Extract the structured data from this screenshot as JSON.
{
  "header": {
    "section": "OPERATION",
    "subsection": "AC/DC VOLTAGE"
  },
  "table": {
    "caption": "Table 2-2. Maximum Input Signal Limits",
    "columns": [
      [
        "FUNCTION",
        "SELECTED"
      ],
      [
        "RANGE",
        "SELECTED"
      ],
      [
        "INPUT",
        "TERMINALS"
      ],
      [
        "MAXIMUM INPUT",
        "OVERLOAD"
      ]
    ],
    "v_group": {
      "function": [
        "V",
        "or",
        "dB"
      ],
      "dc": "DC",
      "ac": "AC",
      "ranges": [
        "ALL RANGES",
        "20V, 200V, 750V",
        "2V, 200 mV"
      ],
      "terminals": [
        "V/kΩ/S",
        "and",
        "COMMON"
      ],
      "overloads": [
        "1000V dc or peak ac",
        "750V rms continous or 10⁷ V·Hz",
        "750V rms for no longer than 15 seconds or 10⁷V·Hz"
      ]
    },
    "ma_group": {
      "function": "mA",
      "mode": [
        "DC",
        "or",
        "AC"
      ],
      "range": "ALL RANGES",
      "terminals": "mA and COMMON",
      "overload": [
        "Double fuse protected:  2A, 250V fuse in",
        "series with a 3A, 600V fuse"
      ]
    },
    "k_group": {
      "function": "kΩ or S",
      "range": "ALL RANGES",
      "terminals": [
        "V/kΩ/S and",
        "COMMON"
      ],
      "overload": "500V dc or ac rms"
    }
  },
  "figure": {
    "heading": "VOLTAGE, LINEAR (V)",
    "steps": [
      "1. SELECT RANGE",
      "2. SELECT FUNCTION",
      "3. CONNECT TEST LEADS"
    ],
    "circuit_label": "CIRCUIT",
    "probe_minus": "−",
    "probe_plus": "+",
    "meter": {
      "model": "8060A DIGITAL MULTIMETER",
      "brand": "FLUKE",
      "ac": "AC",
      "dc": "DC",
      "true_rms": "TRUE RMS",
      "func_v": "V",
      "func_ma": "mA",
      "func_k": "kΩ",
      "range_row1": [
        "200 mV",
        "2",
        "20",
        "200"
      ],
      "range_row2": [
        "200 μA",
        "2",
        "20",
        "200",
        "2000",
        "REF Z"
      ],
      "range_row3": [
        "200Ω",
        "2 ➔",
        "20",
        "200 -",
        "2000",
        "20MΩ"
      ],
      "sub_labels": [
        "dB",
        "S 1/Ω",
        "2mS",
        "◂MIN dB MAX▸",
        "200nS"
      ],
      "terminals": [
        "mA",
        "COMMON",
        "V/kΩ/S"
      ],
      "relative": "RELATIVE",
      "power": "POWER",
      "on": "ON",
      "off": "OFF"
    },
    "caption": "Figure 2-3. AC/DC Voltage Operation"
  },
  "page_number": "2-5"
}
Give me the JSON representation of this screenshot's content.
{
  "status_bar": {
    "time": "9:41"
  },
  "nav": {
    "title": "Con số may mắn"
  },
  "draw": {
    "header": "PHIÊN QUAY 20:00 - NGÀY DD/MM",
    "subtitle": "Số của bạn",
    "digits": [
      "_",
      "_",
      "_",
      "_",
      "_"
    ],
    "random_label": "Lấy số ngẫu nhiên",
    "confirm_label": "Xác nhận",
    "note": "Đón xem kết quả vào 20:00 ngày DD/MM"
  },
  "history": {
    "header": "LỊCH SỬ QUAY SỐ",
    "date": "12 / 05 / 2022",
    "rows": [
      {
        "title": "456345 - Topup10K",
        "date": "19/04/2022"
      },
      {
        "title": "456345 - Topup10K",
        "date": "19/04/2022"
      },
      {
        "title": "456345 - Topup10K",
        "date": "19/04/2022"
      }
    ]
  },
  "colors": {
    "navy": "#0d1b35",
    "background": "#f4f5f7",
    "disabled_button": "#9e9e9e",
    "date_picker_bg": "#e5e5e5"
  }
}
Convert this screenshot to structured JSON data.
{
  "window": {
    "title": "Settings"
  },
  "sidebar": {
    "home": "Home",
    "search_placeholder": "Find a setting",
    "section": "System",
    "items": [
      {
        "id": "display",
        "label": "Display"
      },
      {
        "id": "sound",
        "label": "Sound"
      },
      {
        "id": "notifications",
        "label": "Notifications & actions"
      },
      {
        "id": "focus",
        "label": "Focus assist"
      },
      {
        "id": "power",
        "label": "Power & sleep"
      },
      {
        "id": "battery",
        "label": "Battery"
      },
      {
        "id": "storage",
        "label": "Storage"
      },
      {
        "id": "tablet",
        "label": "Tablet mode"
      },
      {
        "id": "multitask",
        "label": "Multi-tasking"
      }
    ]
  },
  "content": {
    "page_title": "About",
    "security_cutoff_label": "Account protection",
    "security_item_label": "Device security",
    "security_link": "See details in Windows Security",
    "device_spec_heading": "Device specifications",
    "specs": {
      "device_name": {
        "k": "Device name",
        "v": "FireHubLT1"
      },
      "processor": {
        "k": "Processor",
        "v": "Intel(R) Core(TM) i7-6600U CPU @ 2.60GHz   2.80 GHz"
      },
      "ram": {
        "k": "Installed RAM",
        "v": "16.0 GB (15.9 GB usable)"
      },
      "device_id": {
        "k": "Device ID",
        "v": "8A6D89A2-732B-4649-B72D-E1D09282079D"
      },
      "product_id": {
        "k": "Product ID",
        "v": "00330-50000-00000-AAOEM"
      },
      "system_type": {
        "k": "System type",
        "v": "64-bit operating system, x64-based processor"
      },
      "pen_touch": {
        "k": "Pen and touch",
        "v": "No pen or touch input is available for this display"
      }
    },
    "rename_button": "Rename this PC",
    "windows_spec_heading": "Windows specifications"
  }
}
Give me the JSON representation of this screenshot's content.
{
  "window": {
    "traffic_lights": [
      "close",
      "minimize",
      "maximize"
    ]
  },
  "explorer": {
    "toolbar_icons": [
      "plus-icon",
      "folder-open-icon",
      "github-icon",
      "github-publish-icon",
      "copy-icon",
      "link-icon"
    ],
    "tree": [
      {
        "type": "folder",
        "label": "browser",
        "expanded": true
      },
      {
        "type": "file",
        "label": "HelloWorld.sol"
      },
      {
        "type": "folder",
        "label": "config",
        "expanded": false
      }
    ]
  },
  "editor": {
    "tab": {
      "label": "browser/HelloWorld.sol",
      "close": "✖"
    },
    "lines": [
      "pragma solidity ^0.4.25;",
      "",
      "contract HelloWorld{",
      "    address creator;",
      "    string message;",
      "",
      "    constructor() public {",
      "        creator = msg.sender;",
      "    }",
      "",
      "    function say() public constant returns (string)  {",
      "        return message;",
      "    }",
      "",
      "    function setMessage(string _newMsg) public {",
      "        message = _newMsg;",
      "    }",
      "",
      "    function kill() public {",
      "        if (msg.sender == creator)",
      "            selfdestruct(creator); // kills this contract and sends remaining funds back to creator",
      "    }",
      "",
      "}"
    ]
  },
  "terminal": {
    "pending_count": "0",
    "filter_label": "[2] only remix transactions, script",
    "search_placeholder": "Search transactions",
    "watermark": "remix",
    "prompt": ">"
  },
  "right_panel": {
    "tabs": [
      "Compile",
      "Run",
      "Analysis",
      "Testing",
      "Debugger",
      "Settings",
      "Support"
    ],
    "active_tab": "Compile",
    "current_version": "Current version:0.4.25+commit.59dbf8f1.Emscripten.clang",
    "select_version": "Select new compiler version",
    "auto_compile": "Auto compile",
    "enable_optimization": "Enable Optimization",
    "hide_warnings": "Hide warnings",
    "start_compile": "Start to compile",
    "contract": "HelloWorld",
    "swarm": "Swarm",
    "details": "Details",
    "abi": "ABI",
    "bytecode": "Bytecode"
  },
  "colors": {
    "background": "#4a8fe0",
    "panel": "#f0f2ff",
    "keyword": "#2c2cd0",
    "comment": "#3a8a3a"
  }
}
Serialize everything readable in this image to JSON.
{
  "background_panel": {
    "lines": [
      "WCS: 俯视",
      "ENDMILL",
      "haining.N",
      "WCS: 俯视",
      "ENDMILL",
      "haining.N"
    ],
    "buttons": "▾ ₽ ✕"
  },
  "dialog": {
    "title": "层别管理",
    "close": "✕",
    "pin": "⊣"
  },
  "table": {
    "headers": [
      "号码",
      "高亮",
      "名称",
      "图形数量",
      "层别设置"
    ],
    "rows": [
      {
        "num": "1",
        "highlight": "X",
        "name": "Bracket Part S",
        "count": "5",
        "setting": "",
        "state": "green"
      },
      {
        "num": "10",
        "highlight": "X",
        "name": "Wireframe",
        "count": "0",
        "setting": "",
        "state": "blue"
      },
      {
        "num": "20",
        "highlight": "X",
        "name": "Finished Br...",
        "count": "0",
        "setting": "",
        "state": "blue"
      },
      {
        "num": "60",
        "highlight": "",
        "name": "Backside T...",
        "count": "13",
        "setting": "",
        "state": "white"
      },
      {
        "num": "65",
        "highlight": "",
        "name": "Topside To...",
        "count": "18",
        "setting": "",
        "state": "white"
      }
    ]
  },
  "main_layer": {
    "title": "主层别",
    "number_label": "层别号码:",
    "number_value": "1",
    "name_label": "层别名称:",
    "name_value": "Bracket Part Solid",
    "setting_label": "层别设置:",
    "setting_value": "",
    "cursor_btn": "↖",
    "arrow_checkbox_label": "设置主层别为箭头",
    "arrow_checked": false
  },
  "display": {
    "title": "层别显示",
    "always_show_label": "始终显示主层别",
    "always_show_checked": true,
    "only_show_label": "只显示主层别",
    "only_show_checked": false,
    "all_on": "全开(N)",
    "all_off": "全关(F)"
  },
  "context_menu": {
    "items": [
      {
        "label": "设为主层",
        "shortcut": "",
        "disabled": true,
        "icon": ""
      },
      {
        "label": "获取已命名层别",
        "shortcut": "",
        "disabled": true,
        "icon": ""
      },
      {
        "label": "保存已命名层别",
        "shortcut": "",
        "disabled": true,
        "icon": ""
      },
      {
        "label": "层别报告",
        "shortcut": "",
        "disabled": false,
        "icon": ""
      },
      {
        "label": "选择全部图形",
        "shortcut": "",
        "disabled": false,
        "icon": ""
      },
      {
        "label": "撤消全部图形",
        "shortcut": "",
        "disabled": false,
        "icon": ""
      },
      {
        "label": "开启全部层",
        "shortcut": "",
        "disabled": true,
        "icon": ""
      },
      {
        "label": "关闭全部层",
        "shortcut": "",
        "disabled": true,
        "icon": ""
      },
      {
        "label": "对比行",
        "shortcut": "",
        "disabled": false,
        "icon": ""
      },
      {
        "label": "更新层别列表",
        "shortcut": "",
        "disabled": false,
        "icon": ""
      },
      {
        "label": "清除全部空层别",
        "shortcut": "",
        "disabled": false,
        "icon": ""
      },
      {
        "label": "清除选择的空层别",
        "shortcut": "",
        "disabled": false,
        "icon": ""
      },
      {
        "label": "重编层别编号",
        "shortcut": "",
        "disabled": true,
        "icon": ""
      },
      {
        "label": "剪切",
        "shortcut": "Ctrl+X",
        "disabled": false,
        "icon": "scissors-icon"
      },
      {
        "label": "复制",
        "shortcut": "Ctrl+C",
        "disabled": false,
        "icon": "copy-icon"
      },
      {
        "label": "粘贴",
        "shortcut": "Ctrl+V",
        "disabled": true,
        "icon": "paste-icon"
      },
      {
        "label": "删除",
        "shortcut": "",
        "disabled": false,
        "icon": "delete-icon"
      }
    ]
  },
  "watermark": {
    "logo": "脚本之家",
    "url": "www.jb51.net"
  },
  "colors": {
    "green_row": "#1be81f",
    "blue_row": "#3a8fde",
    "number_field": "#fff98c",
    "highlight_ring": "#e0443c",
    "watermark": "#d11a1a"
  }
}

■ Written exercise ■
Count the lines in the entries above that include the string "browser", then give only that figure.

■ Reply to the exercise ■
2